:: Supplied data ::

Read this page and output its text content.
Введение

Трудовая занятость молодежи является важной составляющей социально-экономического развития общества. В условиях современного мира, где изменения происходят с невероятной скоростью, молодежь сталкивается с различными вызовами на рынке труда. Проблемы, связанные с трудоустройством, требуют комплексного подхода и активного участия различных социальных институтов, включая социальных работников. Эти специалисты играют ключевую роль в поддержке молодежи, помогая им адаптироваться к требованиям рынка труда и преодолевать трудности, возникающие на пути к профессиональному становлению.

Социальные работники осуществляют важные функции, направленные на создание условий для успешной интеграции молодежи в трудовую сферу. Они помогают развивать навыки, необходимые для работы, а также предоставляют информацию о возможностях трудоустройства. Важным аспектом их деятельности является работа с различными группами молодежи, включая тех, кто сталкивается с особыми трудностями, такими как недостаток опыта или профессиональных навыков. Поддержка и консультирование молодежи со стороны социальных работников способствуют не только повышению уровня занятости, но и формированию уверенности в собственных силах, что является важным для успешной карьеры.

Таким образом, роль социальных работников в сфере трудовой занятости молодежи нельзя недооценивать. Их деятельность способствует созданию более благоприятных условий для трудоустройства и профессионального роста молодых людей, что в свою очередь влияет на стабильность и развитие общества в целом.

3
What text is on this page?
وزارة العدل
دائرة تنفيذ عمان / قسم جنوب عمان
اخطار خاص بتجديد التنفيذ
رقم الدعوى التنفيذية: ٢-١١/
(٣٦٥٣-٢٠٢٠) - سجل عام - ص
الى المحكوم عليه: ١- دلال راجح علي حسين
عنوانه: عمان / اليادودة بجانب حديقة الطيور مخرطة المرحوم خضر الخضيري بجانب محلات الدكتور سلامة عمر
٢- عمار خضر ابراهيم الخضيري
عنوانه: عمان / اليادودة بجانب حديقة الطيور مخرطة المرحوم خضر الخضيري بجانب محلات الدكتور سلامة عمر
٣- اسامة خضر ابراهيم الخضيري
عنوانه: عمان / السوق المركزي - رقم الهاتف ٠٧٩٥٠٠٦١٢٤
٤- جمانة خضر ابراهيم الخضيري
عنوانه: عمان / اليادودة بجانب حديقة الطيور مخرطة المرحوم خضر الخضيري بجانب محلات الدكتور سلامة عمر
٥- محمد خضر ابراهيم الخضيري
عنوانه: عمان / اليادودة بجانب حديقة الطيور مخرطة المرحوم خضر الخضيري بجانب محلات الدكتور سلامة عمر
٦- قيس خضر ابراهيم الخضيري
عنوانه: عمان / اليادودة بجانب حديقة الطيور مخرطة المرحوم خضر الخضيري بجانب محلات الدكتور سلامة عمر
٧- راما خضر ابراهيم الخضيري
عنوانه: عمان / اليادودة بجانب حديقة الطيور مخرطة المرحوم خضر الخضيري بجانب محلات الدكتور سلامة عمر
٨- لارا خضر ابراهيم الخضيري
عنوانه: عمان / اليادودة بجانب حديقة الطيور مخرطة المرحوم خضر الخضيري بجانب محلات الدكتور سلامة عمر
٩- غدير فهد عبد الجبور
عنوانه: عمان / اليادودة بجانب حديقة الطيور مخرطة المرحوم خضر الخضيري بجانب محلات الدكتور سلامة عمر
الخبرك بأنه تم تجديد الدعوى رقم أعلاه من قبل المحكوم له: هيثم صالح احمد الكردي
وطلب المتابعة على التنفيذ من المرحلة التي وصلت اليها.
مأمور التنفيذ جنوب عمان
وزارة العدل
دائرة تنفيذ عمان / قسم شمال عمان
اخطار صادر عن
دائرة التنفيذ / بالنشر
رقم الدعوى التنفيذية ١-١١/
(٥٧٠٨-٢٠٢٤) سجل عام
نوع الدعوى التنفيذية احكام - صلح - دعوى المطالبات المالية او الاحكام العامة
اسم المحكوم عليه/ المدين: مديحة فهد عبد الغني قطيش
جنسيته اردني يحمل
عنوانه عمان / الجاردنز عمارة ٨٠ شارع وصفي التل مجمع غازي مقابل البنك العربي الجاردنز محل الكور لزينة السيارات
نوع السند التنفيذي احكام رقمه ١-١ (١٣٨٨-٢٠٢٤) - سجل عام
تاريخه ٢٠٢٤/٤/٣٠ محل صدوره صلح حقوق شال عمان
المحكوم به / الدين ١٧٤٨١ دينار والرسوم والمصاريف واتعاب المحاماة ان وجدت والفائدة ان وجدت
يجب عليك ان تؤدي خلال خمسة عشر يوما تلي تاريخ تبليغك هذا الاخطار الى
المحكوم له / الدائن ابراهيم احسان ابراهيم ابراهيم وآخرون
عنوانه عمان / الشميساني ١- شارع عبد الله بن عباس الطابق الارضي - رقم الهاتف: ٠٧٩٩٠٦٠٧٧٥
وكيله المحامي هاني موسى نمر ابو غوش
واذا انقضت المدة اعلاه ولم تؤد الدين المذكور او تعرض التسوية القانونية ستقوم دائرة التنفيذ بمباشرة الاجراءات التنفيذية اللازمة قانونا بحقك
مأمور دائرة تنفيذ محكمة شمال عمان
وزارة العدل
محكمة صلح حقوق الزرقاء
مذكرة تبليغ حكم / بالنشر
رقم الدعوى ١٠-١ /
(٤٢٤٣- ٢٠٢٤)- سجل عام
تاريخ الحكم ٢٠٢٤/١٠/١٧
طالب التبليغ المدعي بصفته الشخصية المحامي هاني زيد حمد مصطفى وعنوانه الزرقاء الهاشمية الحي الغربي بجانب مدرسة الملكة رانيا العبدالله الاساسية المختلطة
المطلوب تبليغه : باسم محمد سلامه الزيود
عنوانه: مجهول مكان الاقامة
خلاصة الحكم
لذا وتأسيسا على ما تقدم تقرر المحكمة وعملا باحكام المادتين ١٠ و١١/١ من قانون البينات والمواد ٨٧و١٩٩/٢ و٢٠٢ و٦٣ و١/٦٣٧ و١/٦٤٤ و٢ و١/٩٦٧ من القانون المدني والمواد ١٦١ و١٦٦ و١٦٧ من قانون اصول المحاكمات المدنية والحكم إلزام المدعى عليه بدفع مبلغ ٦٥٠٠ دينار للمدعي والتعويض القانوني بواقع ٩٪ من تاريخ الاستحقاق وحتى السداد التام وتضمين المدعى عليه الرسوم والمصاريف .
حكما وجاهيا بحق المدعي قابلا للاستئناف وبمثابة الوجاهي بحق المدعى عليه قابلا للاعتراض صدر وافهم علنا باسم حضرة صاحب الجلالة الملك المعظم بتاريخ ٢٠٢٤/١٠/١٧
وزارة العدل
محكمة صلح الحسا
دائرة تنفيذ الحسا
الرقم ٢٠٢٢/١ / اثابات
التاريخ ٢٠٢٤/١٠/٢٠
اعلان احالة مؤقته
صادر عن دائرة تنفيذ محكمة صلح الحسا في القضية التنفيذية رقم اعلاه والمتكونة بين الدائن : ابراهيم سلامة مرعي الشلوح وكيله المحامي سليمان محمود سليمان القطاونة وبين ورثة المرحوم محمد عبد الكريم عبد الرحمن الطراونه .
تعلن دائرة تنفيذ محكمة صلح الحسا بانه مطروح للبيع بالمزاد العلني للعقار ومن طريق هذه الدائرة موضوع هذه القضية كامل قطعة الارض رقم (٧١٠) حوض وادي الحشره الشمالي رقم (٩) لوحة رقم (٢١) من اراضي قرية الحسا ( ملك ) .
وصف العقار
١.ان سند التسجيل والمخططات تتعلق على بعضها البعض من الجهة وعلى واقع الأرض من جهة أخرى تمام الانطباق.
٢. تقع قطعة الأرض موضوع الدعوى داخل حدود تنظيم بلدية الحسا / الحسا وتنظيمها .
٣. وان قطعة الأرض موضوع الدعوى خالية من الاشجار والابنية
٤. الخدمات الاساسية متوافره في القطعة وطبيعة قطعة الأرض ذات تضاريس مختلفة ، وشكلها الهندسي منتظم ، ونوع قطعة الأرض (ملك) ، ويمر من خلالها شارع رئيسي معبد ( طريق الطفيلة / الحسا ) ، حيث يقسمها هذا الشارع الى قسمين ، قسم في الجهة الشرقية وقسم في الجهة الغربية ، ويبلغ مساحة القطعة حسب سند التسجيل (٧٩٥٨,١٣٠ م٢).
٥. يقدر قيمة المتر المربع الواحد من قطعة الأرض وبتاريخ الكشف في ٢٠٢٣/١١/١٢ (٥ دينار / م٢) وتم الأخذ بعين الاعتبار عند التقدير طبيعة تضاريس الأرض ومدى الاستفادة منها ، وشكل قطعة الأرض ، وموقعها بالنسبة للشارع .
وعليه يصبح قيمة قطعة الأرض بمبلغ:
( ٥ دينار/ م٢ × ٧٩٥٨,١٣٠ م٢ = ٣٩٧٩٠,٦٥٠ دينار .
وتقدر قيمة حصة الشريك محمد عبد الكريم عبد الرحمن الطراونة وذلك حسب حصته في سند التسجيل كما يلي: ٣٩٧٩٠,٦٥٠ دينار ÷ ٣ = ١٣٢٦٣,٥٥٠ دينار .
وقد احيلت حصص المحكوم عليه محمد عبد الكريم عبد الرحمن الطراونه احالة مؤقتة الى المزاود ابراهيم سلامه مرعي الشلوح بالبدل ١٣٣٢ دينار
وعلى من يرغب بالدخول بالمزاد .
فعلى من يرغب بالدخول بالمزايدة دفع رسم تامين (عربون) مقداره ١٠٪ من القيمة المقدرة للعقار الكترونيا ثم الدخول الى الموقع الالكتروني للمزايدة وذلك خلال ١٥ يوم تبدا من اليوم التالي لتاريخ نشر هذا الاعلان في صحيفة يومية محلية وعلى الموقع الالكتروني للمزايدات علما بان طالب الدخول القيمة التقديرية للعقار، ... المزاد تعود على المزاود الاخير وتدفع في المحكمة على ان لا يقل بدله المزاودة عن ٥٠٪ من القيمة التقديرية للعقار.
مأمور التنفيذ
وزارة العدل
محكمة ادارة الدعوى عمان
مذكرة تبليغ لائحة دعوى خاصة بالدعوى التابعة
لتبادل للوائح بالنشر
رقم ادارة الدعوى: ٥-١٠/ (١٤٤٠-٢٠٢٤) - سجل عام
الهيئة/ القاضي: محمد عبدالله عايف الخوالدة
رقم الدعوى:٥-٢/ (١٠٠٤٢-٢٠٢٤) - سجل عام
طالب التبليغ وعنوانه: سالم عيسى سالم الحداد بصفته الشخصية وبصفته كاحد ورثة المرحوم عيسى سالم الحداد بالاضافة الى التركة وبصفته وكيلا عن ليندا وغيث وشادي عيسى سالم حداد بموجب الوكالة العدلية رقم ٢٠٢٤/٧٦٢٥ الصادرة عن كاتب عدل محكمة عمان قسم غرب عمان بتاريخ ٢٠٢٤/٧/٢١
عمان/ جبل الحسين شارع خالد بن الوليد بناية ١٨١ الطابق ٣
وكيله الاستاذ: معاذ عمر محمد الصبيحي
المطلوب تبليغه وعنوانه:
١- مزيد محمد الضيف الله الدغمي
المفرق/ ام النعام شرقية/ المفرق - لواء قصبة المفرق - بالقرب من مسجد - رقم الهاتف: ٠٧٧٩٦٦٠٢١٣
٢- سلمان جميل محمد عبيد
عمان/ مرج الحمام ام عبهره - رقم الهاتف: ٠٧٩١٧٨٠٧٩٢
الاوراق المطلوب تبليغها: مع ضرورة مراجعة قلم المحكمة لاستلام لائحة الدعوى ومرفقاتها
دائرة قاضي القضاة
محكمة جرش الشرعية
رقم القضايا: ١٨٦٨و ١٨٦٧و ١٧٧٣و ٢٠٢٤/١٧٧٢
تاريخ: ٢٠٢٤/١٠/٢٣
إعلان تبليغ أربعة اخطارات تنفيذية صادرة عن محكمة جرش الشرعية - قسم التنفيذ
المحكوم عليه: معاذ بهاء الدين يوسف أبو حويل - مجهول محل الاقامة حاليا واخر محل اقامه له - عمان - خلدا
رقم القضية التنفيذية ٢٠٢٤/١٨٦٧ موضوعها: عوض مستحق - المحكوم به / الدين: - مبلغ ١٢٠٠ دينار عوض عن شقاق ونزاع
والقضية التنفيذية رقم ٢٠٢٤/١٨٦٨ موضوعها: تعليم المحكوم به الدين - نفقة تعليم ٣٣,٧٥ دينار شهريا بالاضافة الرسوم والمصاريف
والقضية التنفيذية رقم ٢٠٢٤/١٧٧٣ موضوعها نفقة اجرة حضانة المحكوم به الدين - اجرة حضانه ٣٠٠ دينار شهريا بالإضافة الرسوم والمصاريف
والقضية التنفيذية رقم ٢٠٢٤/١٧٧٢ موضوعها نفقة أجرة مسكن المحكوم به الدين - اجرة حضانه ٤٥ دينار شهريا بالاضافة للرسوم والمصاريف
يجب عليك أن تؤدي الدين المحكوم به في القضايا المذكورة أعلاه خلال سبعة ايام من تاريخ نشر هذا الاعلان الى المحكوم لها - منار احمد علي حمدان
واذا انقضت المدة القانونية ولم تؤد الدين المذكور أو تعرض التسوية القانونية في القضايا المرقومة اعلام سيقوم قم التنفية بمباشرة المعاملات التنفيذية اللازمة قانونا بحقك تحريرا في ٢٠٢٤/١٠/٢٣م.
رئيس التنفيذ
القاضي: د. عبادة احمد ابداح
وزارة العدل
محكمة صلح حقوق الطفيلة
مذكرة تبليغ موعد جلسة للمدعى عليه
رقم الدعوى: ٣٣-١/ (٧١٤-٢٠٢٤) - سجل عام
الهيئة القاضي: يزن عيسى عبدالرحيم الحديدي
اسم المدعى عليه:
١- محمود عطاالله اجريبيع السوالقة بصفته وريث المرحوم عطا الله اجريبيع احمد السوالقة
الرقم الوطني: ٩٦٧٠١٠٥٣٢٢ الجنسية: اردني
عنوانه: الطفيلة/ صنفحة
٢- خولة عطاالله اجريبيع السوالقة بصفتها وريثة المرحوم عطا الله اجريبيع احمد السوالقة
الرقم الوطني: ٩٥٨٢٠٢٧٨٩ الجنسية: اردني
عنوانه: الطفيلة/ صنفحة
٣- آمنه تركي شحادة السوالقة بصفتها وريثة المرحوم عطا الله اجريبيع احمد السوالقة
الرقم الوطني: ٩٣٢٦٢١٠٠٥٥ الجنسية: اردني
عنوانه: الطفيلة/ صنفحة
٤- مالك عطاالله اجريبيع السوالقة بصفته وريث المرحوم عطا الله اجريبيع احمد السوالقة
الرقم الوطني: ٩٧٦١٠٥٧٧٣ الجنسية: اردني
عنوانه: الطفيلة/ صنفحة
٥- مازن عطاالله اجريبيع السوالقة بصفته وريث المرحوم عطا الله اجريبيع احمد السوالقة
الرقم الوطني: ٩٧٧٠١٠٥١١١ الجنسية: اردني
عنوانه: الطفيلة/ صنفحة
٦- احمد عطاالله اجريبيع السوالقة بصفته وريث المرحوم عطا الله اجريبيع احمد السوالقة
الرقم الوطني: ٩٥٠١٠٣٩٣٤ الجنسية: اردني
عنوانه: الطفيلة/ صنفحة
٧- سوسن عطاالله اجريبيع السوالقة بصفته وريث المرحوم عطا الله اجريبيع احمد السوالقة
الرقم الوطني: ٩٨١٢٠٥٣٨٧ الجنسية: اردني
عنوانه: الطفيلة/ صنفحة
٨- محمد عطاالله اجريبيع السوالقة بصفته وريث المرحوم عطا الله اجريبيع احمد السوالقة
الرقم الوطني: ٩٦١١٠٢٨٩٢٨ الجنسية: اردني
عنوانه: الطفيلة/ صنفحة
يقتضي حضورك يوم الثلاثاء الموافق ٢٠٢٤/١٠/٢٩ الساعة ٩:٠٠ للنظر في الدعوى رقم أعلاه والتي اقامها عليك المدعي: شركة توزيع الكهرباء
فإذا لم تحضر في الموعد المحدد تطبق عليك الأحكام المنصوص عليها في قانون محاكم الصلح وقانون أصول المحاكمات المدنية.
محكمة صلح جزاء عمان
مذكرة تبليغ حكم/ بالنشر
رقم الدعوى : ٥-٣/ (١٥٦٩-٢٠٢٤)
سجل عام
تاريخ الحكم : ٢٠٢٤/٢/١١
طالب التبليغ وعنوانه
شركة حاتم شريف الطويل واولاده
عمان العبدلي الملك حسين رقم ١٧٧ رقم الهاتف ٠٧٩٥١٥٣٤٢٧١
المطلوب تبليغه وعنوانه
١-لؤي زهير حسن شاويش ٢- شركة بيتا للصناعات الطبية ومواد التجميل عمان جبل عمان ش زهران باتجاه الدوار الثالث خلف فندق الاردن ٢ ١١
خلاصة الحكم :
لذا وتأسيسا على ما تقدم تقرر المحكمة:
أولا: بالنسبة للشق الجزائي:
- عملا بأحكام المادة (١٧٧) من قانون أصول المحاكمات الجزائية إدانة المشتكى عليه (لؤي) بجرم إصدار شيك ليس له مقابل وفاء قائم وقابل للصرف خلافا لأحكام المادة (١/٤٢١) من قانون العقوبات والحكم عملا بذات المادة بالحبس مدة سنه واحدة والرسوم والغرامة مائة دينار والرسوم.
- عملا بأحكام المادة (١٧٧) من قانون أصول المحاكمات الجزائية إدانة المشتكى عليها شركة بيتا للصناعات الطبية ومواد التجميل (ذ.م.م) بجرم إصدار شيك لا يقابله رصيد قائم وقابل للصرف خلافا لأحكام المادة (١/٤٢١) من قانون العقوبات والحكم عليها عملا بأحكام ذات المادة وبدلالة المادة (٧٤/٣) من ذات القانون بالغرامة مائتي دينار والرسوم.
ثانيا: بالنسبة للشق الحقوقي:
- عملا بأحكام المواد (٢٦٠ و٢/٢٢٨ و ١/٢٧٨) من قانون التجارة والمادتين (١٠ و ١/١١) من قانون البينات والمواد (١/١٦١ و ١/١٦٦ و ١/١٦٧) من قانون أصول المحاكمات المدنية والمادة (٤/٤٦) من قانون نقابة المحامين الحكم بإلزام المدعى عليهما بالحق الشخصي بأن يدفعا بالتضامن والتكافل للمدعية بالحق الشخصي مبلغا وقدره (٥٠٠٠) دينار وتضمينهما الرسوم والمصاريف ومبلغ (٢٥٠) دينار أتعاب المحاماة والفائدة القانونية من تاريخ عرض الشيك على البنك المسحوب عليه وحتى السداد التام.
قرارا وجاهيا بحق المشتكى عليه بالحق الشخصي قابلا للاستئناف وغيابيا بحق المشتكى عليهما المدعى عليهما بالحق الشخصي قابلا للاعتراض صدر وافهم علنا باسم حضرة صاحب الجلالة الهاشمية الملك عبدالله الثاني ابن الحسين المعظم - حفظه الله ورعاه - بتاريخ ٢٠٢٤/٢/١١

:::

__Job__.
Every line in the data above that contains "بحقك" needs to be copied.

__Task solution__.
واذا انقضت المدة اعلاه ولم تؤد الدين المذكور او تعرض التسوية القانونية ستقوم دائرة التنفيذ بمباشرة الاجراءات التنفيذية اللازمة قانونا بحقك
واذا انقضت المدة القانونية ولم تؤد الدين المذكور أو تعرض التسوية القانونية في القضايا المرقومة اعلام سيقوم قم التنفية بمباشرة المعاملات التنفيذية اللازمة قانونا بحقك تحريرا في ٢٠٢٤/١٠/٢٣م.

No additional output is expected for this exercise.